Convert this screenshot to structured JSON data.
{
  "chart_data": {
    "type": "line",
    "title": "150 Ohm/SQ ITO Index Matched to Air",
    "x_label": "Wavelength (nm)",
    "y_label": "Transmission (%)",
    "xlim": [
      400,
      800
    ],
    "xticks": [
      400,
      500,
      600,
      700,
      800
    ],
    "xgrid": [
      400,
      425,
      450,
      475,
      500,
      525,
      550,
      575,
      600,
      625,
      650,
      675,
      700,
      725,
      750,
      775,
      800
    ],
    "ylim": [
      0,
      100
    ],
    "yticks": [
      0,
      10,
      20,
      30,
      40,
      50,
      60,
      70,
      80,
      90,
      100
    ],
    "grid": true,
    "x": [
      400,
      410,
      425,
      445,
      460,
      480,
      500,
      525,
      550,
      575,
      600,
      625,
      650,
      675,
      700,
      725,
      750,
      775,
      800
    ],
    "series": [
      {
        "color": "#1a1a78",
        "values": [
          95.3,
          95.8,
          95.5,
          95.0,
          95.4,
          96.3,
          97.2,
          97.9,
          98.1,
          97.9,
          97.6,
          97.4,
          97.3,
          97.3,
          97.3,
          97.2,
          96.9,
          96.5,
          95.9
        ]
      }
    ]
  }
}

########

§ **Given exercise**:
Retype the data exactly as given.

§ **Task output**:
Convert this screenshot to structured JSON data.
{
  "chart_data": {
    "type": "line",
    "title": "150 Ohm/SQ ITO Index Matched to Air",
    "x_label": "Wavelength (nm)",
    "y_label": "Transmission (%)",
    "xlim": [
      400,
      800
    ],
    "xticks": [
      400,
      500,
      600,
      700,
      800
    ],
    "xgrid": [
      400,
      425,
      450,
      475,
      500,
      525,
      550,
      575,
      600,
      625,
      650,
      675,
      700,
      725,
      750,
      775,
      800
    ],
    "ylim": [
      0,
      100
    ],
    "yticks": [
      0,
      10,
      20,
      30,
      40,
      50,
      60,
      70,
      80,
      90,
      100
    ],
    "grid": true,
    "x": [
      400,
      410,
      425,
      445,
      460,
      480,
      500,
      525,
      550,
      575,
      600,
      625,
      650,
      675,
      700,
      725,
      750,
      775,
      800
    ],
    "series": [
      {
        "color": "#1a1a78",
        "values": [
          95.3,
          95.8,
          95.5,
          95.0,
          95.4,
          96.3,
          97.2,
          97.9,
          98.1,
          97.9,
          97.6,
          97.4,
          97.3,
          97.3,
          97.3,
          97.2,
          96.9,
          96.5,
          95.9
        ]
      }
    ]
  }
}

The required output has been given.